▸ Task goal:
The exercise asks you to copy every line below in which "input" appears.
--- START Material provided ---
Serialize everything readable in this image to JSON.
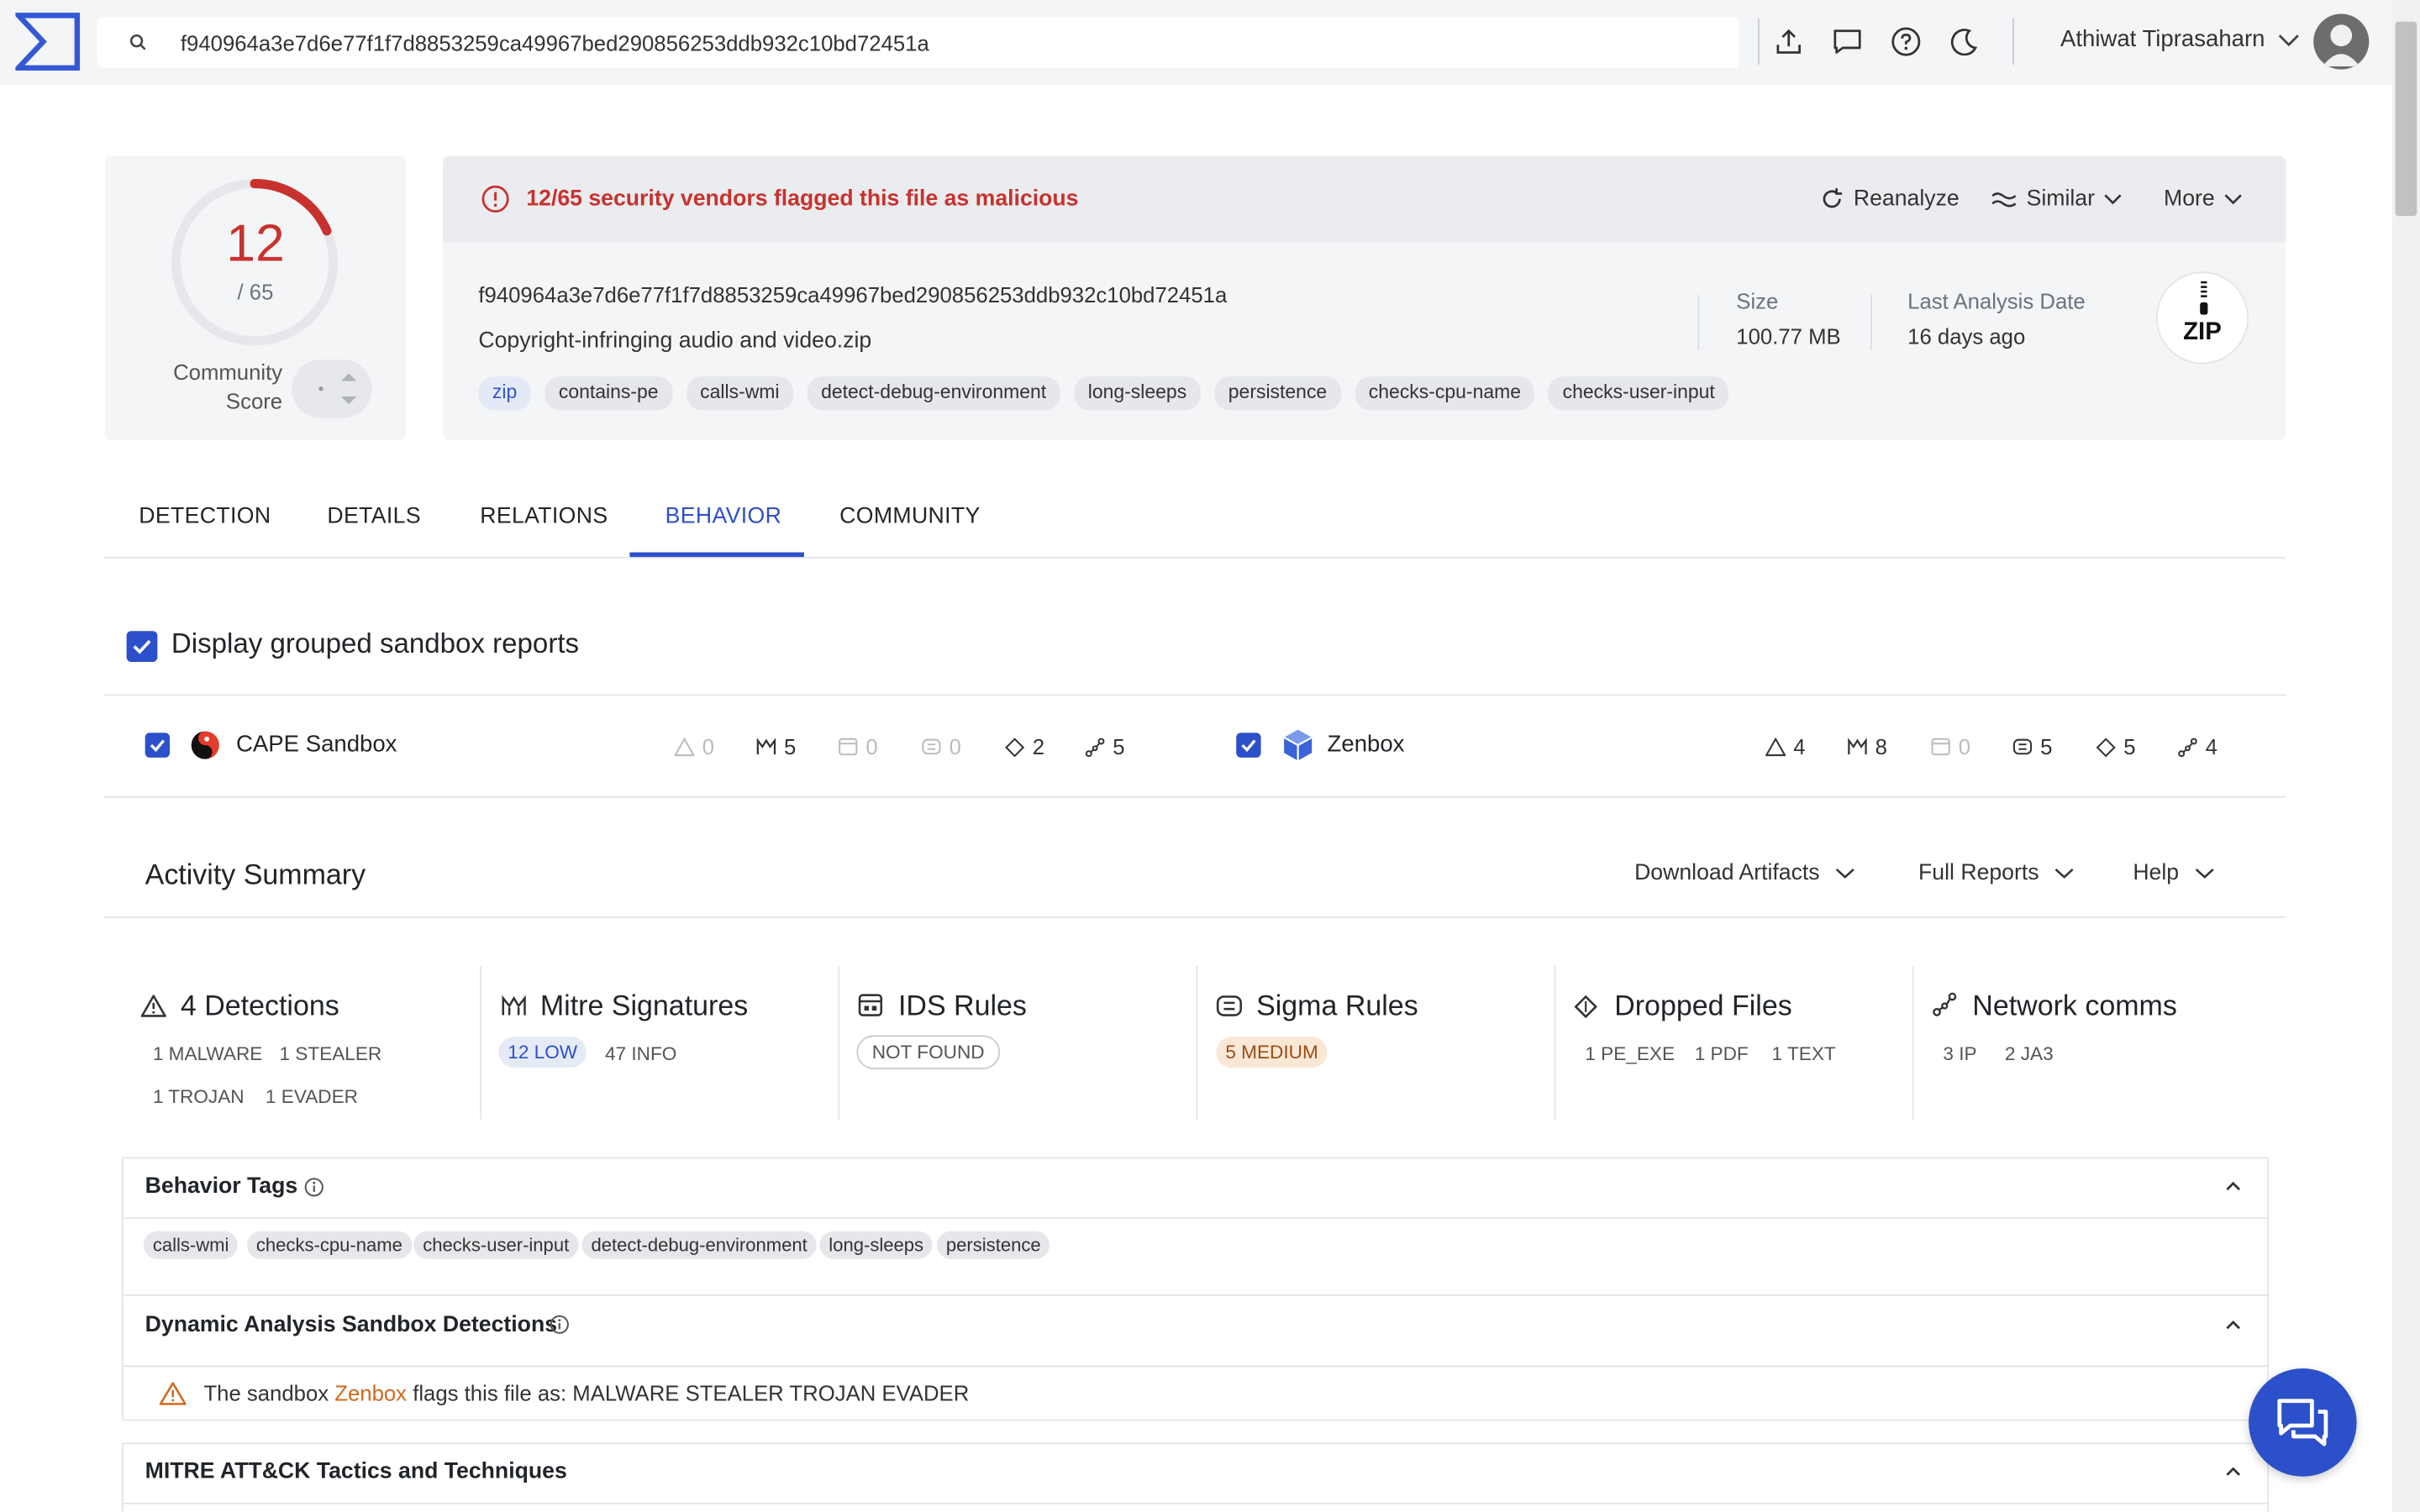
{
  "search": {
    "query": "f940964a3e7d6e77f1f7d8853259ca49967bed290856253ddb932c10bd72451a"
  },
  "user": {
    "name": "Athiwat Tiprasaharn"
  },
  "score": {
    "value": "12",
    "total": "/ 65",
    "community_label_1": "Community",
    "community_label_2": "Score",
    "fraction_flagged": 0.1846,
    "accent": "#c8322e"
  },
  "alert": {
    "text": "12/65 security vendors flagged this file as malicious"
  },
  "actions": {
    "reanalyze": "Reanalyze",
    "similar": "Similar",
    "more": "More"
  },
  "file": {
    "hash": "f940964a3e7d6e77f1f7d8853259ca49967bed290856253ddb932c10bd72451a",
    "name": "Copyright-infringing audio and video.zip",
    "tags": [
      "zip",
      "contains-pe",
      "calls-wmi",
      "detect-debug-environment",
      "long-sleeps",
      "persistence",
      "checks-cpu-name",
      "checks-user-input"
    ],
    "size_label": "Size",
    "size_value": "100.77 MB",
    "date_label": "Last Analysis Date",
    "date_value": "16 days ago",
    "type_icon": "ZIP"
  },
  "tabs": [
    "DETECTION",
    "DETAILS",
    "RELATIONS",
    "BEHAVIOR",
    "COMMUNITY"
  ],
  "active_tab": "BEHAVIOR",
  "grouped": {
    "label": "Display grouped sandbox reports",
    "checked": true
  },
  "sandboxes": [
    {
      "name": "CAPE Sandbox",
      "checked": true,
      "stats": [
        "0",
        "5",
        "0",
        "0",
        "2",
        "5"
      ]
    },
    {
      "name": "Zenbox",
      "checked": true,
      "stats": [
        "4",
        "8",
        "0",
        "5",
        "5",
        "4"
      ]
    }
  ],
  "activity": {
    "title": "Activity Summary",
    "dropdowns": [
      "Download Artifacts",
      "Full Reports",
      "Help"
    ],
    "cards": [
      {
        "title": "4 Detections",
        "pills": [
          "1 MALWARE",
          "1 STEALER",
          "1 TROJAN",
          "1 EVADER"
        ]
      },
      {
        "title": "Mitre Signatures",
        "pills": [
          "12 LOW",
          "47 INFO"
        ]
      },
      {
        "title": "IDS Rules",
        "pills": [
          "NOT FOUND"
        ]
      },
      {
        "title": "Sigma Rules",
        "pills": [
          "5 MEDIUM"
        ]
      },
      {
        "title": "Dropped Files",
        "pills": [
          "1 PE_EXE",
          "1 PDF",
          "1 TEXT"
        ]
      },
      {
        "title": "Network comms",
        "pills": [
          "3 IP",
          "2 JA3"
        ]
      }
    ]
  },
  "behavior_tags": {
    "title": "Behavior Tags",
    "tags": [
      "calls-wmi",
      "checks-cpu-name",
      "checks-user-input",
      "detect-debug-environment",
      "long-sleeps",
      "persistence"
    ]
  },
  "dynamic": {
    "title": "Dynamic Analysis Sandbox Detections",
    "prefix": "The sandbox",
    "sandbox": "Zenbox",
    "suffix": "flags this file as: MALWARE STEALER TROJAN EVADER"
  },
  "mitre": {
    "title": "MITRE ATT&CK Tactics and Techniques"
  },
  "colors": {
    "primary": "#2c50c9",
    "danger": "#c8322e",
    "panel": "#f4f5f7"
  }
}
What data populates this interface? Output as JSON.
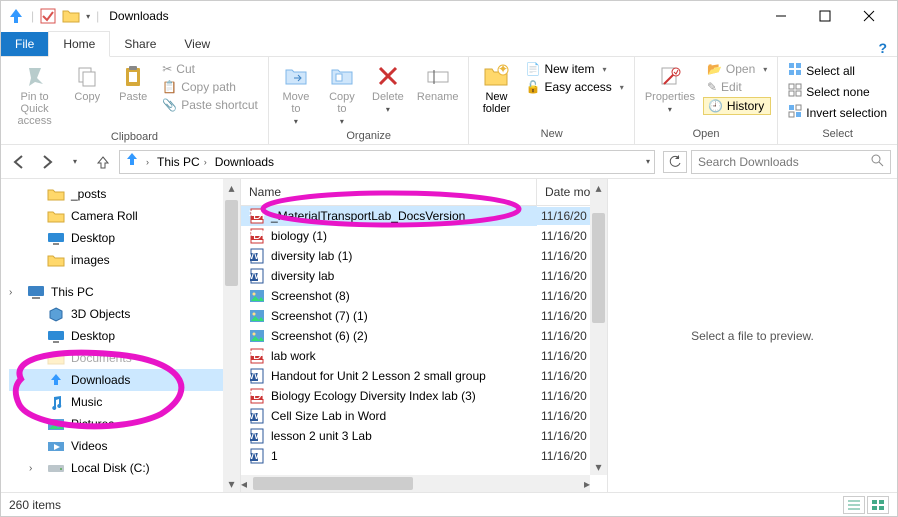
{
  "window": {
    "title": "Downloads",
    "tabs": {
      "file": "File",
      "home": "Home",
      "share": "Share",
      "view": "View"
    }
  },
  "ribbon": {
    "clipboard": {
      "title": "Clipboard",
      "pin": "Pin to Quick\naccess",
      "copy": "Copy",
      "paste": "Paste",
      "cut": "Cut",
      "copy_path": "Copy path",
      "paste_shortcut": "Paste shortcut"
    },
    "organize": {
      "title": "Organize",
      "move_to": "Move\nto",
      "copy_to": "Copy\nto",
      "delete": "Delete",
      "rename": "Rename"
    },
    "new": {
      "title": "New",
      "new_folder": "New\nfolder",
      "new_item": "New item",
      "easy_access": "Easy access"
    },
    "open": {
      "title": "Open",
      "properties": "Properties",
      "open": "Open",
      "edit": "Edit",
      "history": "History"
    },
    "select": {
      "title": "Select",
      "select_all": "Select all",
      "select_none": "Select none",
      "invert": "Invert selection"
    }
  },
  "address": {
    "crumbs": [
      "This PC",
      "Downloads"
    ],
    "search_placeholder": "Search Downloads"
  },
  "tree": {
    "items": [
      {
        "label": "_posts",
        "icon": "folder",
        "indent": 1
      },
      {
        "label": "Camera Roll",
        "icon": "folder",
        "indent": 1
      },
      {
        "label": "Desktop",
        "icon": "desktop",
        "indent": 1
      },
      {
        "label": "images",
        "icon": "folder",
        "indent": 1
      },
      {
        "label": "This PC",
        "icon": "pc",
        "indent": 0,
        "caret": true,
        "spacer": true
      },
      {
        "label": "3D Objects",
        "icon": "3d",
        "indent": 1
      },
      {
        "label": "Desktop",
        "icon": "desktop",
        "indent": 1
      },
      {
        "label": "Documents",
        "icon": "folder",
        "indent": 1,
        "partial": true
      },
      {
        "label": "Downloads",
        "icon": "downloads",
        "indent": 1,
        "selected": true
      },
      {
        "label": "Music",
        "icon": "music",
        "indent": 1
      },
      {
        "label": "Pictures",
        "icon": "pictures",
        "indent": 1
      },
      {
        "label": "Videos",
        "icon": "videos",
        "indent": 1
      },
      {
        "label": "Local Disk (C:)",
        "icon": "disk",
        "indent": 1,
        "caret": true
      }
    ]
  },
  "columns": {
    "name": "Name",
    "date": "Date mod"
  },
  "files": [
    {
      "name": "_MaterialTransportLab_DocsVersion",
      "icon": "pdf",
      "date": "11/16/20",
      "selected": true
    },
    {
      "name": "biology (1)",
      "icon": "pdf",
      "date": "11/16/20"
    },
    {
      "name": "diversity lab  (1)",
      "icon": "word",
      "date": "11/16/20"
    },
    {
      "name": "diversity lab",
      "icon": "word",
      "date": "11/16/20"
    },
    {
      "name": "Screenshot (8)",
      "icon": "img",
      "date": "11/16/20"
    },
    {
      "name": "Screenshot (7) (1)",
      "icon": "img",
      "date": "11/16/20"
    },
    {
      "name": "Screenshot (6) (2)",
      "icon": "img",
      "date": "11/16/20"
    },
    {
      "name": "lab work",
      "icon": "pdf",
      "date": "11/16/20"
    },
    {
      "name": "Handout for Unit 2 Lesson 2 small group",
      "icon": "word",
      "date": "11/16/20"
    },
    {
      "name": "Biology Ecology Diversity Index lab (3)",
      "icon": "pdf",
      "date": "11/16/20"
    },
    {
      "name": "Cell Size Lab in Word",
      "icon": "word",
      "date": "11/16/20"
    },
    {
      "name": "lesson 2 unit 3 Lab",
      "icon": "word",
      "date": "11/16/20"
    },
    {
      "name": "1",
      "icon": "word",
      "date": "11/16/20"
    }
  ],
  "preview": {
    "msg": "Select a file to preview."
  },
  "status": {
    "count": "260 items"
  }
}
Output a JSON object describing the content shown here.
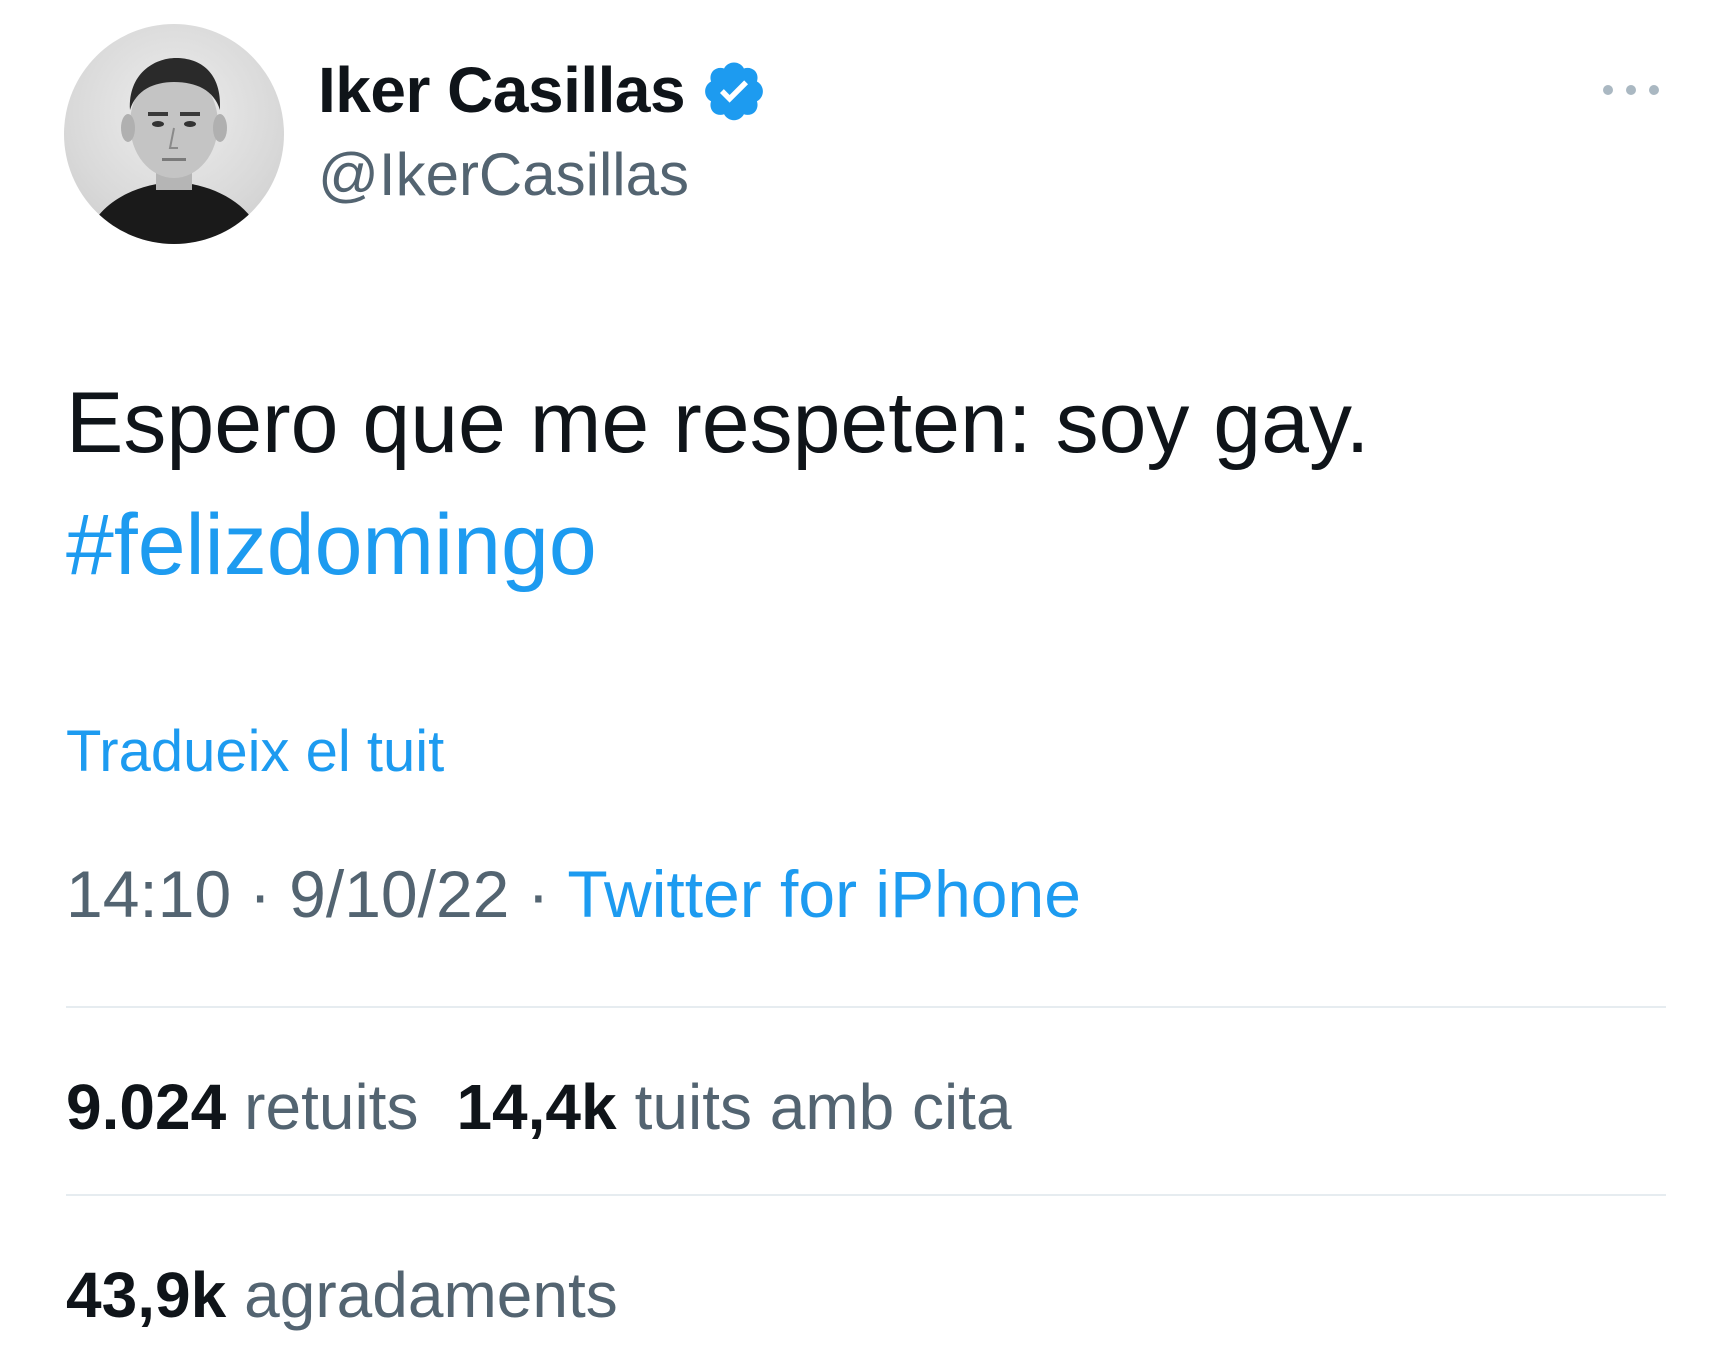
--- END Material provided ---
▸ Task solution:
      "checks-user-input"
      "checks-user-input",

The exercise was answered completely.